What you have to do = State the number of lines, and only that number, in which the word "новых" appears.

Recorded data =
[Start]
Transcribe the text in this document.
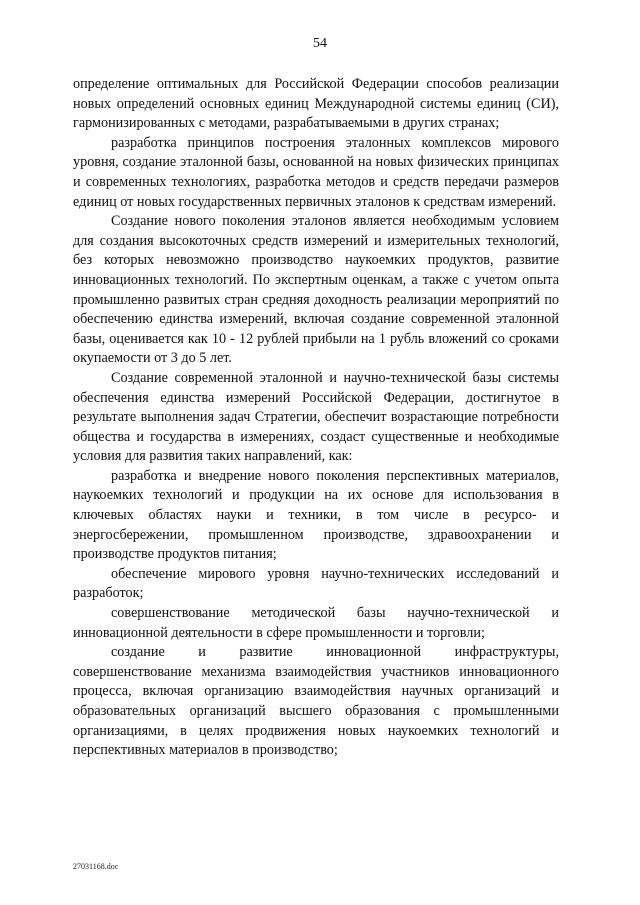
54

определение оптимальных для Российской Федерации способов реализации новых определений основных единиц Международной системы единиц (СИ), гармонизированных с методами, разрабатываемыми в других странах;

разработка принципов построения эталонных комплексов мирового уровня, создание эталонной базы, основанной на новых физических принципах и современных технологиях, разработка методов и средств передачи размеров единиц от новых государственных первичных эталонов к средствам измерений.

Создание нового поколения эталонов является необходимым условием для создания высокоточных средств измерений и измерительных технологий, без которых невозможно производство наукоемких продуктов, развитие инновационных технологий. По экспертным оценкам, а также с учетом опыта промышленно развитых стран средняя доходность реализации мероприятий по обеспечению единства измерений, включая создание современной эталонной базы, оценивается как 10 - 12 рублей прибыли на 1 рубль вложений со сроками окупаемости от 3 до 5 лет.

Создание современной эталонной и научно-технической базы системы обеспечения единства измерений Российской Федерации, достигнутое в результате выполнения задач Стратегии, обеспечит возрастающие потребности общества и государства в измерениях, создаст существенные и необходимые условия для развития таких направлений, как:

разработка и внедрение нового поколения перспективных материалов, наукоемких технологий и продукции на их основе для использования в ключевых областях науки и техники, в том числе в ресурсо- и энергосбережении, промышленном производстве, здравоохранении и производстве продуктов питания;

обеспечение мирового уровня научно-технических исследований и разработок;

совершенствование методической базы научно-технической и инновационной деятельности в сфере промышленности и торговли;

создание и развитие инновационной инфраструктуры, совершенствование механизма взаимодействия участников инновационного процесса, включая организацию взаимодействия научных организаций и образовательных организаций высшего образования с промышленными организациями, в целях продвижения новых наукоемких технологий и перспективных материалов в производство;

27031168.doc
[End]
In response = 3